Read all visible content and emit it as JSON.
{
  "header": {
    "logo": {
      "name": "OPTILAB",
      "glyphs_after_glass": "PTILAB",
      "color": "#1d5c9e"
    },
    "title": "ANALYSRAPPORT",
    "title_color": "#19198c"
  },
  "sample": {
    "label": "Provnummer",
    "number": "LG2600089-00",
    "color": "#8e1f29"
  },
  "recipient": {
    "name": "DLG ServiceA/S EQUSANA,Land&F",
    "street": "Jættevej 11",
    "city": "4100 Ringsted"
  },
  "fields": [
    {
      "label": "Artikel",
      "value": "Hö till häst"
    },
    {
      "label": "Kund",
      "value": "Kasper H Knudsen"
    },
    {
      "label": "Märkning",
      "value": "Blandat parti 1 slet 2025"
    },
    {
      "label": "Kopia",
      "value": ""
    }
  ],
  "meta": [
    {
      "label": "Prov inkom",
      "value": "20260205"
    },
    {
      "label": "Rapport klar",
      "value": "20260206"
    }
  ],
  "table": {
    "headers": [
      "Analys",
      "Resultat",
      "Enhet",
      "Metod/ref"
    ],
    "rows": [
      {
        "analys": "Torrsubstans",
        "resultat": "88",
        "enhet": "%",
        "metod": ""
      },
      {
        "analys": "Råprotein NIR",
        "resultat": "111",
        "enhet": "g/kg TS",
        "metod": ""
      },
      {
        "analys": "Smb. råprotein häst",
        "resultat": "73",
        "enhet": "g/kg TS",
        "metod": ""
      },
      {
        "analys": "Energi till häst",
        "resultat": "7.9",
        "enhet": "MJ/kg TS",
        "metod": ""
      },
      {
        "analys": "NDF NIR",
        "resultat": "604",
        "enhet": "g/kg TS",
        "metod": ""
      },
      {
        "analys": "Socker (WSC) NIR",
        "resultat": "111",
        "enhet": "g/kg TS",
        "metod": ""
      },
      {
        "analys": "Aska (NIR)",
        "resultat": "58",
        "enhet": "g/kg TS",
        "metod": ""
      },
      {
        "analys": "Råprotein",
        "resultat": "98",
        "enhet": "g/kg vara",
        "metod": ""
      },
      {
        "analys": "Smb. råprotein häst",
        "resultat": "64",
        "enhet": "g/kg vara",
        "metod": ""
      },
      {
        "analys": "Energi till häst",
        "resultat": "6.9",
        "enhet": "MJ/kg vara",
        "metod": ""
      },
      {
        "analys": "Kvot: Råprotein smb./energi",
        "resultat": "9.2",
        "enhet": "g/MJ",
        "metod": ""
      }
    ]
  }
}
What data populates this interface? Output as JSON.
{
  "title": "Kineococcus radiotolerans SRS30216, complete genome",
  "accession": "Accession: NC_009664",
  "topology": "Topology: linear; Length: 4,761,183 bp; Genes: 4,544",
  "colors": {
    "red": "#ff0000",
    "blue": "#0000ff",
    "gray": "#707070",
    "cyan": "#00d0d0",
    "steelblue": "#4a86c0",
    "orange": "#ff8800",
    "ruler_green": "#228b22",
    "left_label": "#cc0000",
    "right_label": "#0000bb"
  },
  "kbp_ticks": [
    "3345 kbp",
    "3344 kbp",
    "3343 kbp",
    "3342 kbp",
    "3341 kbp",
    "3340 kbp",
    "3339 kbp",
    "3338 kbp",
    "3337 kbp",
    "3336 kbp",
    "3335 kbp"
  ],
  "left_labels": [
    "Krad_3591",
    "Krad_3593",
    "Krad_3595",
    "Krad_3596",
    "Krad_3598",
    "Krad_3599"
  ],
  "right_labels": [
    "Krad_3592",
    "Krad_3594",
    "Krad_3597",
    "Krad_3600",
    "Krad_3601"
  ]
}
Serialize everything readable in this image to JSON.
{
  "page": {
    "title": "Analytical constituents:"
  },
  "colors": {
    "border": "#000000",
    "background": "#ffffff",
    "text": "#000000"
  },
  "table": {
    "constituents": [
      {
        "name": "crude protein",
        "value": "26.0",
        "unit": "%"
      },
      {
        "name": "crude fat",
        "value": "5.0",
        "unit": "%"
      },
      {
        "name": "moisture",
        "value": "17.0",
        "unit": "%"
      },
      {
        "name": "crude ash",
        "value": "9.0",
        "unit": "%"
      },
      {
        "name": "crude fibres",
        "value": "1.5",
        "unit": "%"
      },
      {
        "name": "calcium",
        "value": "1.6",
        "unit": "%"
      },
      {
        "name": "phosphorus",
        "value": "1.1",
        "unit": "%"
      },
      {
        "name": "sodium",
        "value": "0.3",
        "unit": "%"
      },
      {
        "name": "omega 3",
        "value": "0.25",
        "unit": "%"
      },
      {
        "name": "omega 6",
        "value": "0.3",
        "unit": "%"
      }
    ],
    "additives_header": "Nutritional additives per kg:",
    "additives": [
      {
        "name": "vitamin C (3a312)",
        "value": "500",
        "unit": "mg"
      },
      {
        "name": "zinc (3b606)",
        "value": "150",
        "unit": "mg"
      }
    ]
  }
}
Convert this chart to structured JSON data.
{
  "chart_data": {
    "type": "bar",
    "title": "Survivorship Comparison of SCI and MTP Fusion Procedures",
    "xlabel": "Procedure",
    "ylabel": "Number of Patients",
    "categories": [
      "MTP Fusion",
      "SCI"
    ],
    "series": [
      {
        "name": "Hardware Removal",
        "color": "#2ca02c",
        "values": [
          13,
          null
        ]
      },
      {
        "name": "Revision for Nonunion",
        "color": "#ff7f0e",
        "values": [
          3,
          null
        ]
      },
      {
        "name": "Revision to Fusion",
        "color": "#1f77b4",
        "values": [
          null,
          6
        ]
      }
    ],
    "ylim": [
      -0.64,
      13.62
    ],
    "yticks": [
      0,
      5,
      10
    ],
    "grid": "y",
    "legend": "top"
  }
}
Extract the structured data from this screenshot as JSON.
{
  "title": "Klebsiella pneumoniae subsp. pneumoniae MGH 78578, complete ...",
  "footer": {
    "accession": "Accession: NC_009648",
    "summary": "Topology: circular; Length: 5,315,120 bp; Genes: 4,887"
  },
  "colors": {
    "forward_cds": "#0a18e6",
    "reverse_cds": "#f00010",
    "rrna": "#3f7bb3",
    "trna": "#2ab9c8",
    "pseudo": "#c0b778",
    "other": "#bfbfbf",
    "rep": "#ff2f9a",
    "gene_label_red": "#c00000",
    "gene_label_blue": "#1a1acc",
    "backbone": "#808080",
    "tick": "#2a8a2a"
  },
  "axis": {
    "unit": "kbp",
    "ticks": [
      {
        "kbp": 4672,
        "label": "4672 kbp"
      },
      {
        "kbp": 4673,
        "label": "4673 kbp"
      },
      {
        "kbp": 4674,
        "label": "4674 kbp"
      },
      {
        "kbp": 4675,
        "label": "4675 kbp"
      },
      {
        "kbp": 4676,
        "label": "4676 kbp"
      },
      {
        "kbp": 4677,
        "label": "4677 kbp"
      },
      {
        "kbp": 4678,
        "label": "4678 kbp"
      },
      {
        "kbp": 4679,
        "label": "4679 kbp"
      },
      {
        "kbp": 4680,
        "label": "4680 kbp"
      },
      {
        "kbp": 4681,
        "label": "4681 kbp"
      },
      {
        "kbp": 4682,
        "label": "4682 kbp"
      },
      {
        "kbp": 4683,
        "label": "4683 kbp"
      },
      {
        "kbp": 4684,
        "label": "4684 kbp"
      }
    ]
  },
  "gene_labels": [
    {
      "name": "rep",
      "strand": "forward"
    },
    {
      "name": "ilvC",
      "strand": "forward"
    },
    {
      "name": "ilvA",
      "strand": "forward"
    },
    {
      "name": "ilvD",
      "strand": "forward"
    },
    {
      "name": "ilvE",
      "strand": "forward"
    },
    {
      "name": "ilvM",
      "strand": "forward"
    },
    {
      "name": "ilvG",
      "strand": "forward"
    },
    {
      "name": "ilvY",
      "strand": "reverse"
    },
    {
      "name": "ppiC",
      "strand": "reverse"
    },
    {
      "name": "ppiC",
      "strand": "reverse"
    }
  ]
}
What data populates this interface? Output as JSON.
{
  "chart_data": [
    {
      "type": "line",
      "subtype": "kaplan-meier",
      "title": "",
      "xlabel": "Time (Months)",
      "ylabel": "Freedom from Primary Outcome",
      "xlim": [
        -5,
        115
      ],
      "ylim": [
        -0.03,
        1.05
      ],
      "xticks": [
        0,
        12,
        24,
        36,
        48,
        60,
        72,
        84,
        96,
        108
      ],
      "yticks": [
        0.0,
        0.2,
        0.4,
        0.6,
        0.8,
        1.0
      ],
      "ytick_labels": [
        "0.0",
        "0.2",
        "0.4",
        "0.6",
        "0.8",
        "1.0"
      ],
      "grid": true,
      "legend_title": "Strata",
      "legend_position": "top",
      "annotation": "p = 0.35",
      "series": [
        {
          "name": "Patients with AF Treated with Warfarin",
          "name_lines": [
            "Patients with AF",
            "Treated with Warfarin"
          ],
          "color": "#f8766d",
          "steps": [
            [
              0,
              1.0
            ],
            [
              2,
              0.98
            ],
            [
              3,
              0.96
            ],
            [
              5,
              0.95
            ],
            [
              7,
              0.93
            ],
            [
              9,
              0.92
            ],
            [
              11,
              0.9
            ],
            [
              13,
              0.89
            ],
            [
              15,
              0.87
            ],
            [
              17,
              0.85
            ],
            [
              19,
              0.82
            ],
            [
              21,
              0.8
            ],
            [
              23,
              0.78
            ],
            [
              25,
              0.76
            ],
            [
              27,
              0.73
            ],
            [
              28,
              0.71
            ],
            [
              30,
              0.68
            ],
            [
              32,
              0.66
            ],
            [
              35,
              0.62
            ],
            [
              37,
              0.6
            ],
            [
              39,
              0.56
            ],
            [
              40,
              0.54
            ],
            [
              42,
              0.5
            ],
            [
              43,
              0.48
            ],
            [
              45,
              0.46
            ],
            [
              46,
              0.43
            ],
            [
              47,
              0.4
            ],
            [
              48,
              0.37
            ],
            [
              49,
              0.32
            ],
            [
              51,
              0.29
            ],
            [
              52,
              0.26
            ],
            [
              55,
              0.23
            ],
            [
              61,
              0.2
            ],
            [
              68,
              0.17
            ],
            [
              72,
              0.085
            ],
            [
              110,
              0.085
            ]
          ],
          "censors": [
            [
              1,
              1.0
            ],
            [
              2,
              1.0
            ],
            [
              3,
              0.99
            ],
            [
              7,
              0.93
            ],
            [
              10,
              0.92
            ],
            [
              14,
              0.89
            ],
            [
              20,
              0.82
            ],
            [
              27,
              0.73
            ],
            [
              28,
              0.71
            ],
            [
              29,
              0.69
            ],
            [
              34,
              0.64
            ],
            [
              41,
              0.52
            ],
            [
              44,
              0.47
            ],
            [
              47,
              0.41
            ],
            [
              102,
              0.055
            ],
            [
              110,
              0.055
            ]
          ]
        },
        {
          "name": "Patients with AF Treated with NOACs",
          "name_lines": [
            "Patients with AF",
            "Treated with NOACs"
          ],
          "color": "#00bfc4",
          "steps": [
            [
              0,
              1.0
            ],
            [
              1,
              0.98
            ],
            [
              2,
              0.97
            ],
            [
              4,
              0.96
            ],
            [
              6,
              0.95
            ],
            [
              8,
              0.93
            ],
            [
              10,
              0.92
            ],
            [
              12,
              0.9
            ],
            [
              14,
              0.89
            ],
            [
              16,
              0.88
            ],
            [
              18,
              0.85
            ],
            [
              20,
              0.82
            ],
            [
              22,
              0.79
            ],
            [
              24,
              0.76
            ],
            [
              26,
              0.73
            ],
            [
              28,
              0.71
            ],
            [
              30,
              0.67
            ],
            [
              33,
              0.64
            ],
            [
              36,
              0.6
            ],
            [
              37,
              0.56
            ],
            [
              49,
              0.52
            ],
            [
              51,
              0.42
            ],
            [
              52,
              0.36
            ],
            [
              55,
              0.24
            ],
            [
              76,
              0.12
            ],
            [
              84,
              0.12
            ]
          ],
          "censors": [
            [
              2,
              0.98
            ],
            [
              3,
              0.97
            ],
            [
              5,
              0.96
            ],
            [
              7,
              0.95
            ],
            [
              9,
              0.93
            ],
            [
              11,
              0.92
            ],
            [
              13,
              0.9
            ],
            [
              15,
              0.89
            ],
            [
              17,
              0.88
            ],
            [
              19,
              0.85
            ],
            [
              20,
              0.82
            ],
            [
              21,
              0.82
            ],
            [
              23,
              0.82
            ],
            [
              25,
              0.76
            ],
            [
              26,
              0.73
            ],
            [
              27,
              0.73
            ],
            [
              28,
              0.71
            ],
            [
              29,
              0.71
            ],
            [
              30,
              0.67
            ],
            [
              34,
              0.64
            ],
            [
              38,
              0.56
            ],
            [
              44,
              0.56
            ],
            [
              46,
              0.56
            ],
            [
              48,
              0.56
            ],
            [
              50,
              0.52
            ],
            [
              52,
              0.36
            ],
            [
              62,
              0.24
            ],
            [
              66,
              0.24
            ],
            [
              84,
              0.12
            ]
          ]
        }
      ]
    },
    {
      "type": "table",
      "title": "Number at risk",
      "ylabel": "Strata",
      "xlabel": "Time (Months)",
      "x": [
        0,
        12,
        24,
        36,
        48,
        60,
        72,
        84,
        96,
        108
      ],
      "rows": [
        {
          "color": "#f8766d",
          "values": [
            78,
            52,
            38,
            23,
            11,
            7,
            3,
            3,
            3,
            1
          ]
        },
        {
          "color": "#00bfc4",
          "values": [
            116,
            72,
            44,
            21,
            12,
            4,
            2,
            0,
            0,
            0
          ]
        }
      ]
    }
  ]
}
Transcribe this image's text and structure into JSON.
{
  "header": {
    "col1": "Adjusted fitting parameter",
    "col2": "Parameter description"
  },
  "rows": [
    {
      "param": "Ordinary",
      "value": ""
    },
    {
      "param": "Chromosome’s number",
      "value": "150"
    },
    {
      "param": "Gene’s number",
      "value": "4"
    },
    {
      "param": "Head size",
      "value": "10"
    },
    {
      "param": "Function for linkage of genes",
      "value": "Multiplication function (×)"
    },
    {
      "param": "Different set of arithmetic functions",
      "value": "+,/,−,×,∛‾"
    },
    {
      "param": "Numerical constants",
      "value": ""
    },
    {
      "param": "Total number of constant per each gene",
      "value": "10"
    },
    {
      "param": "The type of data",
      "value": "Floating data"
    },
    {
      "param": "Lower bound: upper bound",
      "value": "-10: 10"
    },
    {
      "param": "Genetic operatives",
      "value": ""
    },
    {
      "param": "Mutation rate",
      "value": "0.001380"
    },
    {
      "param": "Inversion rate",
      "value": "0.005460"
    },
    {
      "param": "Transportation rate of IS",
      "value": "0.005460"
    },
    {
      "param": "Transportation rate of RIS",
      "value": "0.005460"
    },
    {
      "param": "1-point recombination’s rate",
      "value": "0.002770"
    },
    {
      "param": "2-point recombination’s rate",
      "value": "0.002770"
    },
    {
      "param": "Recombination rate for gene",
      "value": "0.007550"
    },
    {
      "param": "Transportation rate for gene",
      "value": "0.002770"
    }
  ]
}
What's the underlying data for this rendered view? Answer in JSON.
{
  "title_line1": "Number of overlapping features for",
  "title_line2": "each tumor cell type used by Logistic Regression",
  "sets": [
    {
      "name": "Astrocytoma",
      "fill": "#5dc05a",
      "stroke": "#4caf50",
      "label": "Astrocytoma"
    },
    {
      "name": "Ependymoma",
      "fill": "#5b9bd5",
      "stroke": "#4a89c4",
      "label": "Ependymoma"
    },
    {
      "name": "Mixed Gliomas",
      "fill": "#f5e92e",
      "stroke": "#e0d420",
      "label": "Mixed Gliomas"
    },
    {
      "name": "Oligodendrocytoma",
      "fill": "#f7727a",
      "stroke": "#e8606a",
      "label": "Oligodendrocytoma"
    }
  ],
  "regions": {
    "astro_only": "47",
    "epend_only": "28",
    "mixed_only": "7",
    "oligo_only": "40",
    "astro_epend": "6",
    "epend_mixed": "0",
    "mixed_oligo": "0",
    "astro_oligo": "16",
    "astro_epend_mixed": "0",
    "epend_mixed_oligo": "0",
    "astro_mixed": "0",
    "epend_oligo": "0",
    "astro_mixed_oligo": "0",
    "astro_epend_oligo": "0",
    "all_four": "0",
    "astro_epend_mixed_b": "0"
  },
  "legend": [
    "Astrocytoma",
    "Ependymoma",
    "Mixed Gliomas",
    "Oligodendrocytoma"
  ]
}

══════════════════════════════

[Work to complete]: Only lines holding "JSON" are wanted; copy all of them from the listing.

[Answer section]:
Read all visible content and emit it as JSON.
What data populates this interface? Output as JSON.
Serialize everything readable in this image to JSON.
Convert this chart to structured JSON data.
Extract the structured data from this screenshot as JSON.
What data populates this interface? Output as JSON.
Transcribe this image's text and structure into JSON.
What's the underlying data for this rendered view? Answer in JSON.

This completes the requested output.